### DATA LINES
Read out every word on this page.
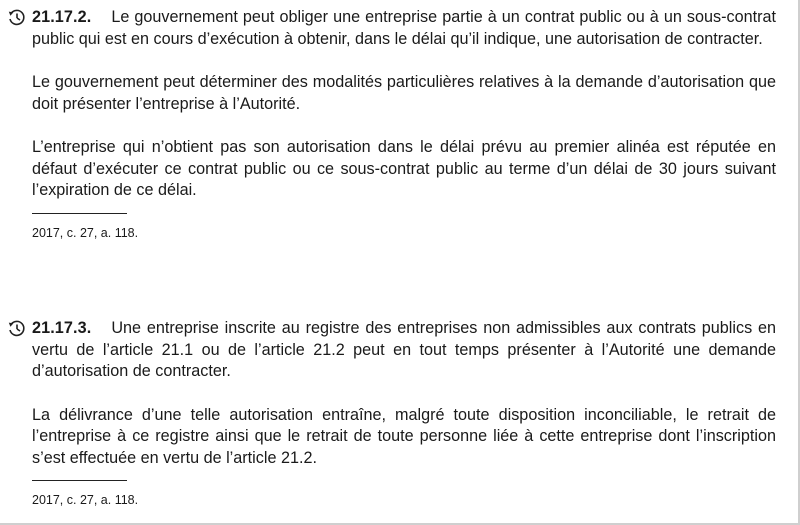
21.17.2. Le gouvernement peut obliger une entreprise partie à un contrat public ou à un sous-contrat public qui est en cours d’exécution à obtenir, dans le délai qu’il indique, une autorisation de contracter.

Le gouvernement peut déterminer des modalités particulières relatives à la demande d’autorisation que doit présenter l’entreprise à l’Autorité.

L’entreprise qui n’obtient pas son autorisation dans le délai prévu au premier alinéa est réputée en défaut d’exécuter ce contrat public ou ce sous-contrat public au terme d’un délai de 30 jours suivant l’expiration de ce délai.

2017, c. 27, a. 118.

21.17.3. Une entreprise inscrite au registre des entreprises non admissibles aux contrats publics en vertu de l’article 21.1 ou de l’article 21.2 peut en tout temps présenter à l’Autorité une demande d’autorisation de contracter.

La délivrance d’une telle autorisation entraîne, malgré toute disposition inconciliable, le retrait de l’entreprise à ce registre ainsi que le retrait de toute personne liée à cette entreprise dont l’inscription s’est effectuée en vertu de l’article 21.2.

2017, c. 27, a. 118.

* * *

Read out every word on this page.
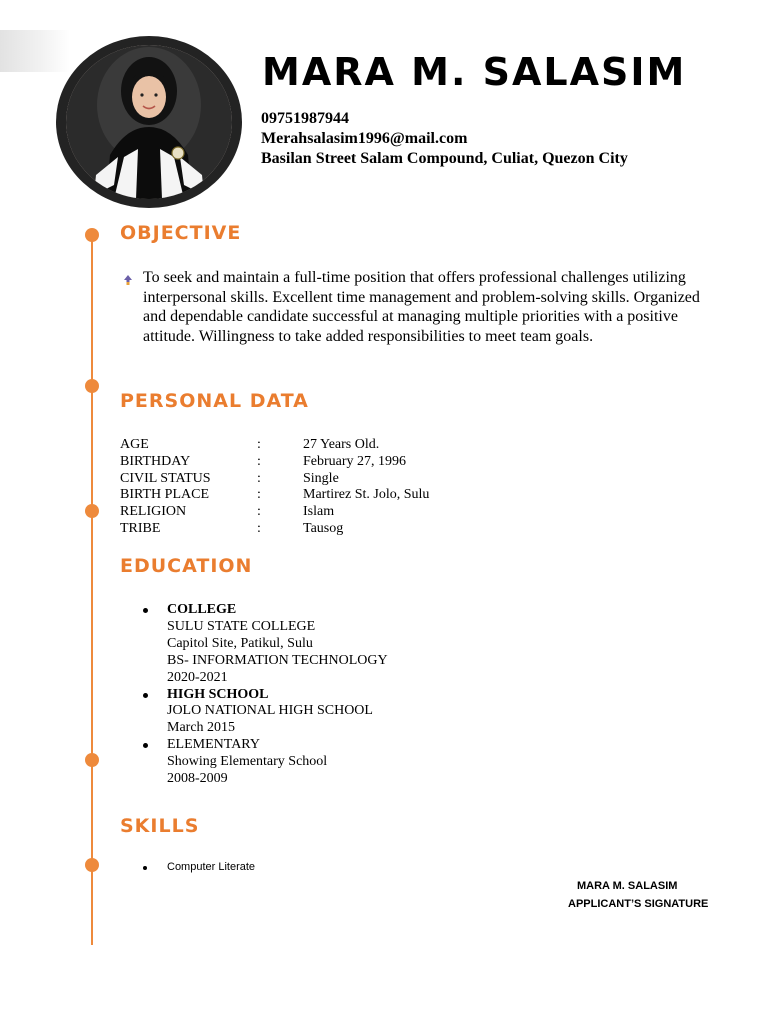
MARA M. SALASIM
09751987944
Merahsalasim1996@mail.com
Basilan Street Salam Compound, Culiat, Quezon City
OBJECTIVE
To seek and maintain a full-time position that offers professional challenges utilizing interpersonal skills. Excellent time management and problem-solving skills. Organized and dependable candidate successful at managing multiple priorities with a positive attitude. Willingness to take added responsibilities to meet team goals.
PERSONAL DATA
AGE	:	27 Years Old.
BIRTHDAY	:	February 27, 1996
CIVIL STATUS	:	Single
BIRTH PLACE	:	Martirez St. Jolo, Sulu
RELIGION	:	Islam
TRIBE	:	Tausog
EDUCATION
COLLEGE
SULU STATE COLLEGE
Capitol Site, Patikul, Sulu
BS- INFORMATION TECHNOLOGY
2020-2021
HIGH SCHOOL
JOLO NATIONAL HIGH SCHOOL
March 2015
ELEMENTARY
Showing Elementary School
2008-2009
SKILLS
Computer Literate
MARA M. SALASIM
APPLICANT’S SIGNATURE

### PROBLEM REQUIREMENTS
Work out how many lines in the records above hold the string "registre", then give only that count.

### RESULT
2